---- TASK DATA
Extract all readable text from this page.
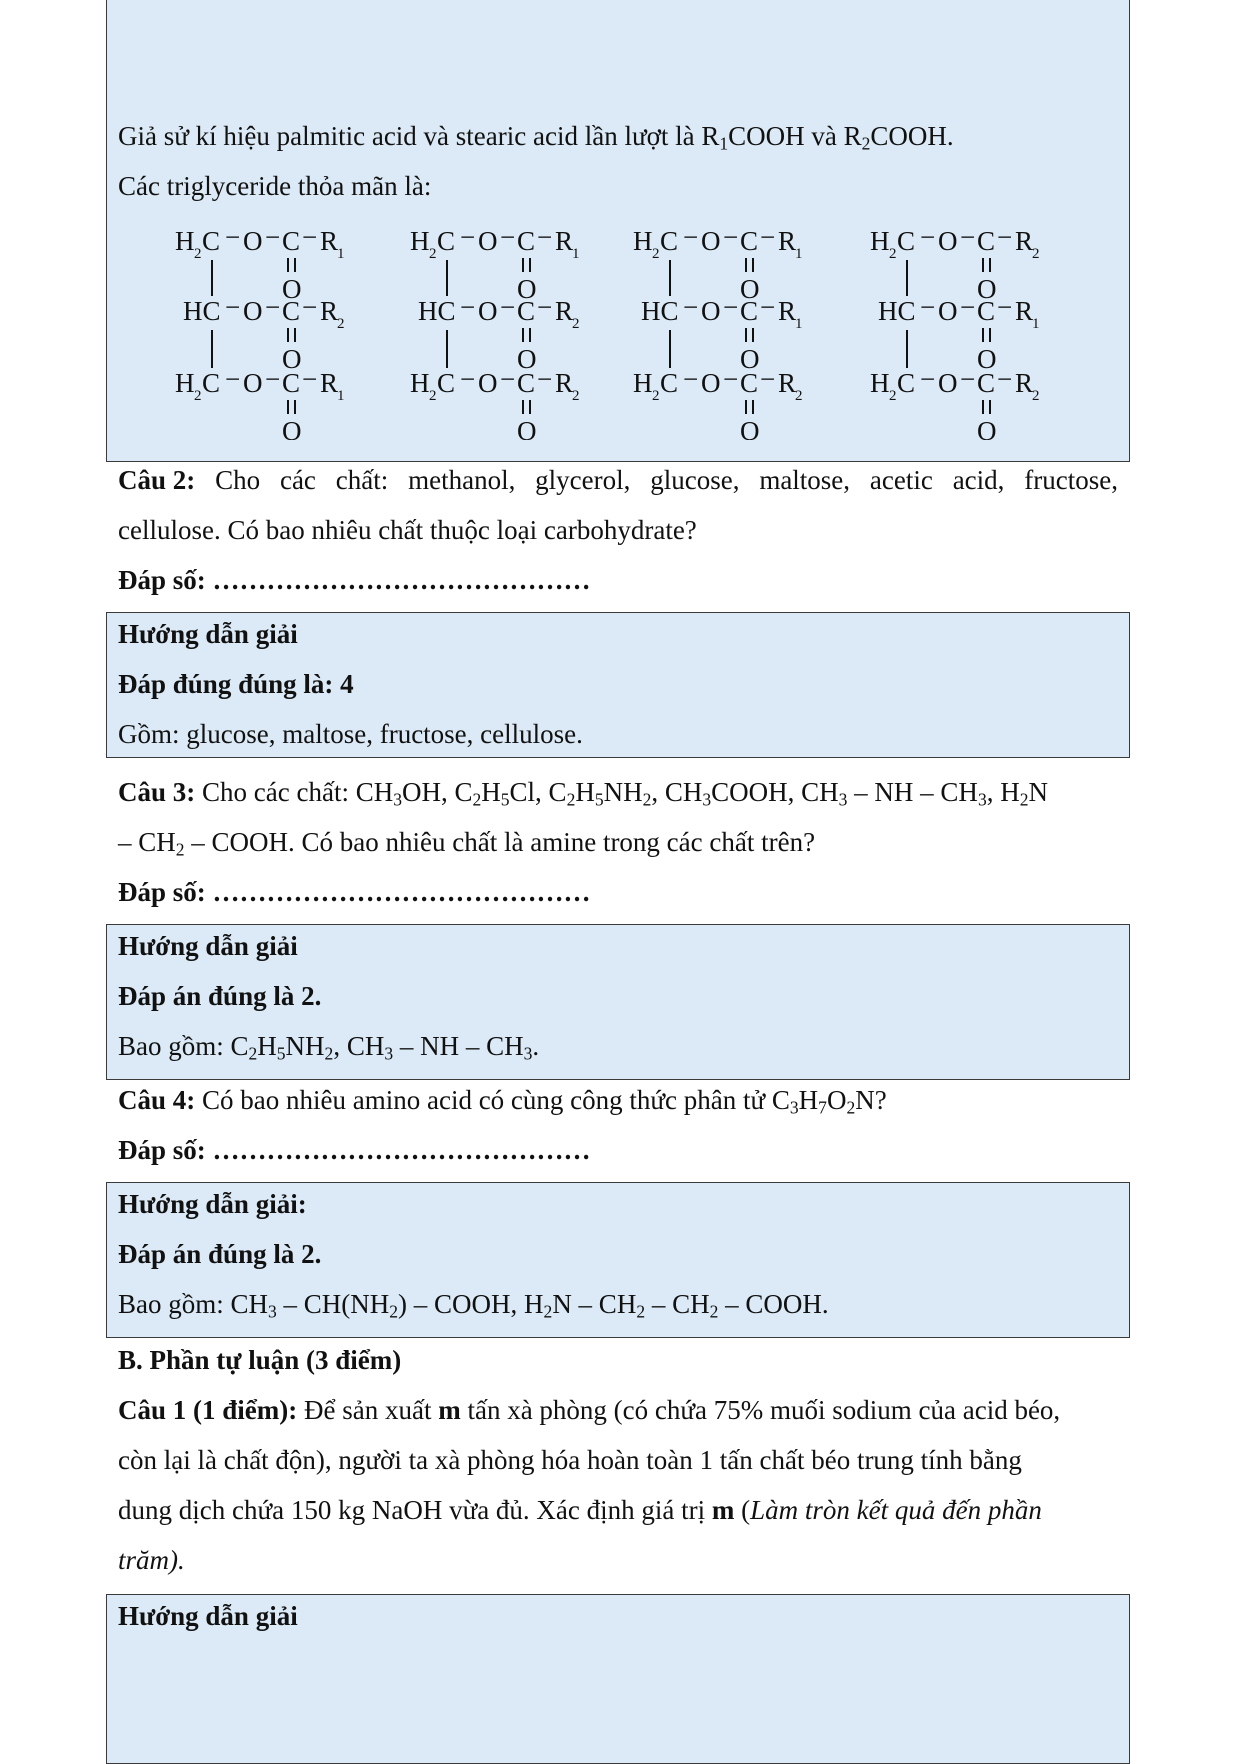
Giả sử kí hiệu palmitic acid và stearic acid lần lượt là $R_1COOH$ và $R_2COOH$.
Các triglyceride thỏa mãn là:
H 2 C − O − C − R
1
O
HC − O − C − R
2
O
H 2 C − O − C − R
1
O
H 2 C − O − C − R
1
O
HC − O − C − R
2
O
H 2 C − O − C − R
2
O
H 2 C − O − C − R
1
O
HC − O − C − R
1
O
H 2 C − O − C − R
2
O
H 2 C − O − C − R
2
O
HC − O − C − R
1
O
H 2 C − O − C − R
2
O
Câu 2: Cho các chất: methanol, glycerol, glucose, maltose, acetic acid, fructose,
cellulose. Có bao nhiêu chất thuộc loại carbohydrate?
Đáp số: ……………………………………
Hướng dẫn giải
Đáp đúng đúng là: 4
Gồm: glucose, maltose, fructose, cellulose.
Câu 3: Cho các chất: $CH_3OH$, $C_2H_5Cl$, $C_2H_5NH_2$, $CH_3COOH$, $CH_3$ – NH – $CH_3$, $H_2N$
– $CH_2$ – COOH. Có bao nhiêu chất là amine trong các chất trên?
Đáp số: ……………………………………
Hướng dẫn giải
Đáp án đúng là 2.
Bao gồm: $C_2H_5NH_2$, $CH_3$ – NH – $CH_3$.
Câu 4: Có bao nhiêu amino acid có cùng công thức phân tử $C_3H_7O_2N$?
Đáp số: ……………………………………
Hướng dẫn giải:
Đáp án đúng là 2.
Bao gồm: $CH_3 - CH(NH_2)$ – COOH, $H_2N - CH_2 - CH_2$ – COOH.
B. Phần tự luận (3 điểm)
Câu 1 (1 điểm): Để sản xuất m tấn xà phòng (có chứa 75% muối sodium của acid béo,
còn lại là chất độn), người ta xà phòng hóa hoàn toàn 1 tấn chất béo trung tính bằng
dung dịch chứa 150 kg NaOH vừa đủ. Xác định giá trị m (Làm tròn kết quả đến phần
trăm).
Hướng dẫn giải
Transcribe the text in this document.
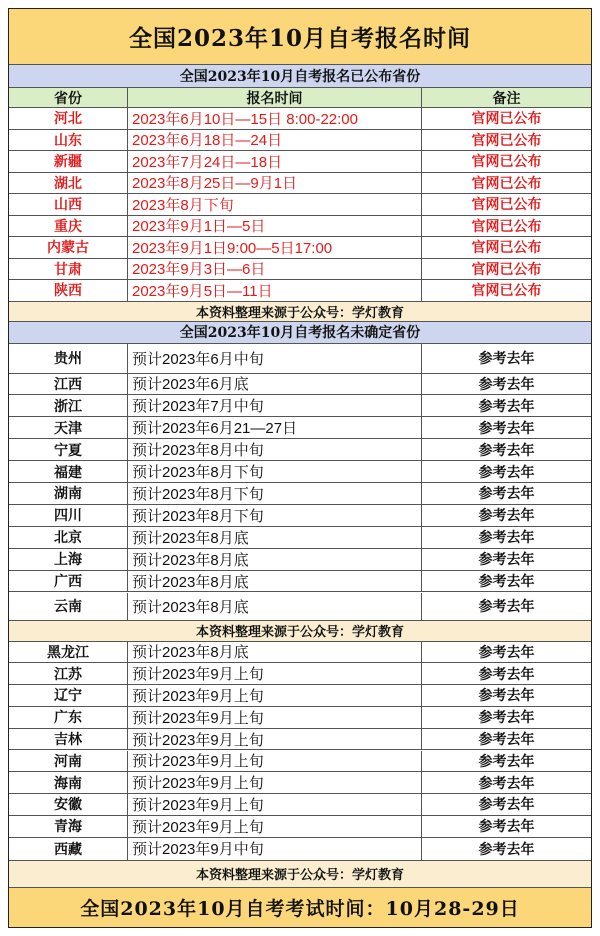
全国2023年10月自考报名时间
全国2023年10月自考报名已公布省份
省份	报名时间	备注
河北	2023年6月10日—15日 8:00-22:00	官网已公布
山东	2023年6月18日—24日	官网已公布
新疆	2023年7月24日—18日	官网已公布
湖北	2023年8月25日—9月1日	官网已公布
山西	2023年8月下旬	官网已公布
重庆	2023年9月1日—5日	官网已公布
内蒙古	2023年9月1日9:00—5日17:00	官网已公布
甘肃	2023年9月3日—6日	官网已公布
陕西	2023年9月5日—11日	官网已公布
本资料整理来源于公众号：学灯教育
全国2023年10月自考报名未确定省份
贵州	预计2023年6月中旬	参考去年
江西	预计2023年6月底	参考去年
浙江	预计2023年7月中旬	参考去年
天津	预计2023年6月21—27日	参考去年
宁夏	预计2023年8月中旬	参考去年
福建	预计2023年8月下旬	参考去年
湖南	预计2023年8月下旬	参考去年
四川	预计2023年8月下旬	参考去年
北京	预计2023年8月底	参考去年
上海	预计2023年8月底	参考去年
广西	预计2023年8月底	参考去年
云南	预计2023年8月底	参考去年
本资料整理来源于公众号：学灯教育
黑龙江	预计2023年8月底	参考去年
江苏	预计2023年9月上旬	参考去年
辽宁	预计2023年9月上旬	参考去年
广东	预计2023年9月上旬	参考去年
吉林	预计2023年9月上旬	参考去年
河南	预计2023年9月上旬	参考去年
海南	预计2023年9月上旬	参考去年
安徽	预计2023年9月上旬	参考去年
青海	预计2023年9月上旬	参考去年
西藏	预计2023年9月中旬	参考去年
本资料整理来源于公众号：学灯教育
全国2023年10月自考考试时间：10月28-29日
--------
** REQUEST **
Every line above should be returned word for word, with the pictures left behind.

** OUTPUT OF THE EXERCISE **
Extract all readable text from this page.
Giả sử kí hiệu palmitic acid và stearic acid lần lượt là $R_1COOH$ và $R_2COOH$.
Các triglyceride thỏa mãn là:
H 2 C − O − C − R
1
O
HC − O − C − R
2
O
H 2 C − O − C − R
1
O
H 2 C − O − C − R
1
O
HC − O − C − R
2
O
H 2 C − O − C − R
2
O
H 2 C − O − C − R
1
O
HC − O − C − R
1
O
H 2 C − O − C − R
2
O
H 2 C − O − C − R
2
O
HC − O − C − R
1
O
H 2 C − O − C − R
2
O
Câu 2: Cho các chất: methanol, glycerol, glucose, maltose, acetic acid, fructose,
cellulose. Có bao nhiêu chất thuộc loại carbohydrate?
Đáp số: ……………………………………
Hướng dẫn giải
Đáp đúng đúng là: 4
Gồm: glucose, maltose, fructose, cellulose.
Câu 3: Cho các chất: $CH_3OH$, $C_2H_5Cl$, $C_2H_5NH_2$, $CH_3COOH$, $CH_3$ – NH – $CH_3$, $H_2N$
– $CH_2$ – COOH. Có bao nhiêu chất là amine trong các chất trên?
Đáp số: ……………………………………
Hướng dẫn giải
Đáp án đúng là 2.
Bao gồm: $C_2H_5NH_2$, $CH_3$ – NH – $CH_3$.
Câu 4: Có bao nhiêu amino acid có cùng công thức phân tử $C_3H_7O_2N$?
Đáp số: ……………………………………
Hướng dẫn giải:
Đáp án đúng là 2.
Bao gồm: $CH_3 - CH(NH_2)$ – COOH, $H_2N - CH_2 - CH_2$ – COOH.
B. Phần tự luận (3 điểm)
Câu 1 (1 điểm): Để sản xuất m tấn xà phòng (có chứa 75% muối sodium của acid béo,
còn lại là chất độn), người ta xà phòng hóa hoàn toàn 1 tấn chất béo trung tính bằng
dung dịch chứa 150 kg NaOH vừa đủ. Xác định giá trị m (Làm tròn kết quả đến phần
trăm).
Hướng dẫn giải
Transcribe the text in this document.
全国2023年10月自考报名时间
全国2023年10月自考报名已公布省份
省份	报名时间	备注
河北	2023年6月10日—15日 8:00-22:00	官网已公布
山东	2023年6月18日—24日	官网已公布
新疆	2023年7月24日—18日	官网已公布
湖北	2023年8月25日—9月1日	官网已公布
山西	2023年8月下旬	官网已公布
重庆	2023年9月1日—5日	官网已公布
内蒙古	2023年9月1日9:00—5日17:00	官网已公布
甘肃	2023年9月3日—6日	官网已公布
陕西	2023年9月5日—11日	官网已公布
本资料整理来源于公众号：学灯教育
全国2023年10月自考报名未确定省份
贵州	预计2023年6月中旬	参考去年
江西	预计2023年6月底	参考去年
浙江	预计2023年7月中旬	参考去年
天津	预计2023年6月21—27日	参考去年
宁夏	预计2023年8月中旬	参考去年
福建	预计2023年8月下旬	参考去年
湖南	预计2023年8月下旬	参考去年
四川	预计2023年8月下旬	参考去年
北京	预计2023年8月底	参考去年
上海	预计2023年8月底	参考去年
广西	预计2023年8月底	参考去年
云南	预计2023年8月底	参考去年
本资料整理来源于公众号：学灯教育
黑龙江	预计2023年8月底	参考去年
江苏	预计2023年9月上旬	参考去年
辽宁	预计2023年9月上旬	参考去年
广东	预计2023年9月上旬	参考去年
吉林	预计2023年9月上旬	参考去年
河南	预计2023年9月上旬	参考去年
海南	预计2023年9月上旬	参考去年
安徽	预计2023年9月上旬	参考去年
青海	预计2023年9月上旬	参考去年
西藏	预计2023年9月中旬	参考去年
本资料整理来源于公众号：学灯教育
全国2023年10月自考考试时间：10月28-29日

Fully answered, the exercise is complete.